**Problem to work on**
Return the whole listing, keeping every character the same.

**Extracted data**
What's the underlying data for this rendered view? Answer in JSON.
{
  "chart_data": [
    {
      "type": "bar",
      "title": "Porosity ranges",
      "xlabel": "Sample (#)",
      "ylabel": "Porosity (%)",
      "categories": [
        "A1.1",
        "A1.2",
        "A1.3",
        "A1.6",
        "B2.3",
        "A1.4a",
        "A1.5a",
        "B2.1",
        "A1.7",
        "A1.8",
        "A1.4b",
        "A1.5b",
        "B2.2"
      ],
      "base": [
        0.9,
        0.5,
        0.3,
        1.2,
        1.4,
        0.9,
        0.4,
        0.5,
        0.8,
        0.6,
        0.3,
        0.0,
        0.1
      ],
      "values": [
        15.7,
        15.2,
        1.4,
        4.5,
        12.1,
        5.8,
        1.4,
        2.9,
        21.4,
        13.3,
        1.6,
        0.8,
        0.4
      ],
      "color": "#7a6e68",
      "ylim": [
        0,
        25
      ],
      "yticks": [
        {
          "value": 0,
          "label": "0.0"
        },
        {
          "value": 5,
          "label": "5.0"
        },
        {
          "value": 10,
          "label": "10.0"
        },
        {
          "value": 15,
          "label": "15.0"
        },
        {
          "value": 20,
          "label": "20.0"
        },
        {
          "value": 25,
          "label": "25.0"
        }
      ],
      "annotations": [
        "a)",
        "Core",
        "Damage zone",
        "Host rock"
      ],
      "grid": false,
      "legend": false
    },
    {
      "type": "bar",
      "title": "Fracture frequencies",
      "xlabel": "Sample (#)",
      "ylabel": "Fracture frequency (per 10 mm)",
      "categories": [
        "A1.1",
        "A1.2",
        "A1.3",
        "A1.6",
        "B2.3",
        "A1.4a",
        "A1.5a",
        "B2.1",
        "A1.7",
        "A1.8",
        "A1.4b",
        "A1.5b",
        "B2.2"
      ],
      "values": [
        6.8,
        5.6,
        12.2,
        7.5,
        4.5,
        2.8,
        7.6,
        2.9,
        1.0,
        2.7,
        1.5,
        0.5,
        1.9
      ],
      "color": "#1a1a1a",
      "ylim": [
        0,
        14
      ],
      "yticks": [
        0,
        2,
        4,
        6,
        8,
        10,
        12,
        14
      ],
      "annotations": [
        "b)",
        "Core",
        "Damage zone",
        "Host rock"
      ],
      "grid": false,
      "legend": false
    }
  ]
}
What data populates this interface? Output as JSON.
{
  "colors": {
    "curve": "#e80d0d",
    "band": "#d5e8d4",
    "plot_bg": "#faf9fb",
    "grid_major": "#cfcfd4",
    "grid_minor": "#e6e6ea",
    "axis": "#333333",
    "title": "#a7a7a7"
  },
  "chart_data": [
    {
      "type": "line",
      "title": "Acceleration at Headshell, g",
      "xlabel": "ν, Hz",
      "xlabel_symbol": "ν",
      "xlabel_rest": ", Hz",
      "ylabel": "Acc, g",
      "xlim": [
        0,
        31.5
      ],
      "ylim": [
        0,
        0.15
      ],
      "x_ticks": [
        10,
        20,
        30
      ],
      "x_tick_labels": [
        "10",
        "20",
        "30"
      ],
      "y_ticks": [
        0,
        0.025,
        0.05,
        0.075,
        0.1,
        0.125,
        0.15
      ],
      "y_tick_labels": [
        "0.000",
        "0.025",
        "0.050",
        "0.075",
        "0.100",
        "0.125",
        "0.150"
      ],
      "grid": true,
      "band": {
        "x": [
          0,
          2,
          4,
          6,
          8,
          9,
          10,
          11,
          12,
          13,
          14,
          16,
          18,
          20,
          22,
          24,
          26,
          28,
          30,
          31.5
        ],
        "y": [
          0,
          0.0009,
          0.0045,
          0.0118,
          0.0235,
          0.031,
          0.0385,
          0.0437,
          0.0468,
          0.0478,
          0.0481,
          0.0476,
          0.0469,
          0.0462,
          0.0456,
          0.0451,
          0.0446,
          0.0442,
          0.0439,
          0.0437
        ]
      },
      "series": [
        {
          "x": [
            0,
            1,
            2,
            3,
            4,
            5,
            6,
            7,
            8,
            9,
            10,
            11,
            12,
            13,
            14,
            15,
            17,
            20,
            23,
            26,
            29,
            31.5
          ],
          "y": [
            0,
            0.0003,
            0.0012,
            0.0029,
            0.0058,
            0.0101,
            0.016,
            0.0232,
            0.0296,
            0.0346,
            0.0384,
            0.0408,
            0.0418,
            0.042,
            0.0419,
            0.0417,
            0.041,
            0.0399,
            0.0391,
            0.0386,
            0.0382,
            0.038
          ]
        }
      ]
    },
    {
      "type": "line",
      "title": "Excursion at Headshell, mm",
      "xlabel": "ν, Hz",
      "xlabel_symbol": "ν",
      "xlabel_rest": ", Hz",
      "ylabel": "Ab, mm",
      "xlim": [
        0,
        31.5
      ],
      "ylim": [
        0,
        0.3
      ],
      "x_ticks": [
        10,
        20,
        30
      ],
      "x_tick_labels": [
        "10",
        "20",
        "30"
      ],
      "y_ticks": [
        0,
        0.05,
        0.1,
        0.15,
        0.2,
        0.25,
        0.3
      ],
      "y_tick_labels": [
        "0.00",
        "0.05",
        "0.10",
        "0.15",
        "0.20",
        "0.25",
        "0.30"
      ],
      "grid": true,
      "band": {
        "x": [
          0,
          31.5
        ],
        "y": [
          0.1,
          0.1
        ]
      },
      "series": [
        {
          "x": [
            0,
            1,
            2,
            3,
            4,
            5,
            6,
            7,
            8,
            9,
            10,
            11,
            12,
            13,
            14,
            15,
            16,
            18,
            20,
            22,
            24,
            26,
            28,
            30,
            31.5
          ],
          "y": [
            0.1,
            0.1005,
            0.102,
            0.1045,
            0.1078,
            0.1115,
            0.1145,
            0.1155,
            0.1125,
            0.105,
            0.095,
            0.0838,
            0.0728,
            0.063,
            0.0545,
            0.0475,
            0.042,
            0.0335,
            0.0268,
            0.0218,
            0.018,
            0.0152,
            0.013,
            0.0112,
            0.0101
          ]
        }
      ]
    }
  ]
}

**Completed task**
What's the underlying data for this rendered view? Answer in JSON.
{
  "chart_data": [
    {
      "type": "bar",
      "title": "Porosity ranges",
      "xlabel": "Sample (#)",
      "ylabel": "Porosity (%)",
      "categories": [
        "A1.1",
        "A1.2",
        "A1.3",
        "A1.6",
        "B2.3",
        "A1.4a",
        "A1.5a",
        "B2.1",
        "A1.7",
        "A1.8",
        "A1.4b",
        "A1.5b",
        "B2.2"
      ],
      "base": [
        0.9,
        0.5,
        0.3,
        1.2,
        1.4,
        0.9,
        0.4,
        0.5,
        0.8,
        0.6,
        0.3,
        0.0,
        0.1
      ],
      "values": [
        15.7,
        15.2,
        1.4,
        4.5,
        12.1,
        5.8,
        1.4,
        2.9,
        21.4,
        13.3,
        1.6,
        0.8,
        0.4
      ],
      "color": "#7a6e68",
      "ylim": [
        0,
        25
      ],
      "yticks": [
        {
          "value": 0,
          "label": "0.0"
        },
        {
          "value": 5,
          "label": "5.0"
        },
        {
          "value": 10,
          "label": "10.0"
        },
        {
          "value": 15,
          "label": "15.0"
        },
        {
          "value": 20,
          "label": "20.0"
        },
        {
          "value": 25,
          "label": "25.0"
        }
      ],
      "annotations": [
        "a)",
        "Core",
        "Damage zone",
        "Host rock"
      ],
      "grid": false,
      "legend": false
    },
    {
      "type": "bar",
      "title": "Fracture frequencies",
      "xlabel": "Sample (#)",
      "ylabel": "Fracture frequency (per 10 mm)",
      "categories": [
        "A1.1",
        "A1.2",
        "A1.3",
        "A1.6",
        "B2.3",
        "A1.4a",
        "A1.5a",
        "B2.1",
        "A1.7",
        "A1.8",
        "A1.4b",
        "A1.5b",
        "B2.2"
      ],
      "values": [
        6.8,
        5.6,
        12.2,
        7.5,
        4.5,
        2.8,
        7.6,
        2.9,
        1.0,
        2.7,
        1.5,
        0.5,
        1.9
      ],
      "color": "#1a1a1a",
      "ylim": [
        0,
        14
      ],
      "yticks": [
        0,
        2,
        4,
        6,
        8,
        10,
        12,
        14
      ],
      "annotations": [
        "b)",
        "Core",
        "Damage zone",
        "Host rock"
      ],
      "grid": false,
      "legend": false
    }
  ]
}
What data populates this interface? Output as JSON.
{
  "colors": {
    "curve": "#e80d0d",
    "band": "#d5e8d4",
    "plot_bg": "#faf9fb",
    "grid_major": "#cfcfd4",
    "grid_minor": "#e6e6ea",
    "axis": "#333333",
    "title": "#a7a7a7"
  },
  "chart_data": [
    {
      "type": "line",
      "title": "Acceleration at Headshell, g",
      "xlabel": "ν, Hz",
      "xlabel_symbol": "ν",
      "xlabel_rest": ", Hz",
      "ylabel": "Acc, g",
      "xlim": [
        0,
        31.5
      ],
      "ylim": [
        0,
        0.15
      ],
      "x_ticks": [
        10,
        20,
        30
      ],
      "x_tick_labels": [
        "10",
        "20",
        "30"
      ],
      "y_ticks": [
        0,
        0.025,
        0.05,
        0.075,
        0.1,
        0.125,
        0.15
      ],
      "y_tick_labels": [
        "0.000",
        "0.025",
        "0.050",
        "0.075",
        "0.100",
        "0.125",
        "0.150"
      ],
      "grid": true,
      "band": {
        "x": [
          0,
          2,
          4,
          6,
          8,
          9,
          10,
          11,
          12,
          13,
          14,
          16,
          18,
          20,
          22,
          24,
          26,
          28,
          30,
          31.5
        ],
        "y": [
          0,
          0.0009,
          0.0045,
          0.0118,
          0.0235,
          0.031,
          0.0385,
          0.0437,
          0.0468,
          0.0478,
          0.0481,
          0.0476,
          0.0469,
          0.0462,
          0.0456,
          0.0451,
          0.0446,
          0.0442,
          0.0439,
          0.0437
        ]
      },
      "series": [
        {
          "x": [
            0,
            1,
            2,
            3,
            4,
            5,
            6,
            7,
            8,
            9,
            10,
            11,
            12,
            13,
            14,
            15,
            17,
            20,
            23,
            26,
            29,
            31.5
          ],
          "y": [
            0,
            0.0003,
            0.0012,
            0.0029,
            0.0058,
            0.0101,
            0.016,
            0.0232,
            0.0296,
            0.0346,
            0.0384,
            0.0408,
            0.0418,
            0.042,
            0.0419,
            0.0417,
            0.041,
            0.0399,
            0.0391,
            0.0386,
            0.0382,
            0.038
          ]
        }
      ]
    },
    {
      "type": "line",
      "title": "Excursion at Headshell, mm",
      "xlabel": "ν, Hz",
      "xlabel_symbol": "ν",
      "xlabel_rest": ", Hz",
      "ylabel": "Ab, mm",
      "xlim": [
        0,
        31.5
      ],
      "ylim": [
        0,
        0.3
      ],
      "x_ticks": [
        10,
        20,
        30
      ],
      "x_tick_labels": [
        "10",
        "20",
        "30"
      ],
      "y_ticks": [
        0,
        0.05,
        0.1,
        0.15,
        0.2,
        0.25,
        0.3
      ],
      "y_tick_labels": [
        "0.00",
        "0.05",
        "0.10",
        "0.15",
        "0.20",
        "0.25",
        "0.30"
      ],
      "grid": true,
      "band": {
        "x": [
          0,
          31.5
        ],
        "y": [
          0.1,
          0.1
        ]
      },
      "series": [
        {
          "x": [
            0,
            1,
            2,
            3,
            4,
            5,
            6,
            7,
            8,
            9,
            10,
            11,
            12,
            13,
            14,
            15,
            16,
            18,
            20,
            22,
            24,
            26,
            28,
            30,
            31.5
          ],
          "y": [
            0.1,
            0.1005,
            0.102,
            0.1045,
            0.1078,
            0.1115,
            0.1145,
            0.1155,
            0.1125,
            0.105,
            0.095,
            0.0838,
            0.0728,
            0.063,
            0.0545,
            0.0475,
            0.042,
            0.0335,
            0.0268,
            0.0218,
            0.018,
            0.0152,
            0.013,
            0.0112,
            0.0101
          ]
        }
      ]
    }
  ]
}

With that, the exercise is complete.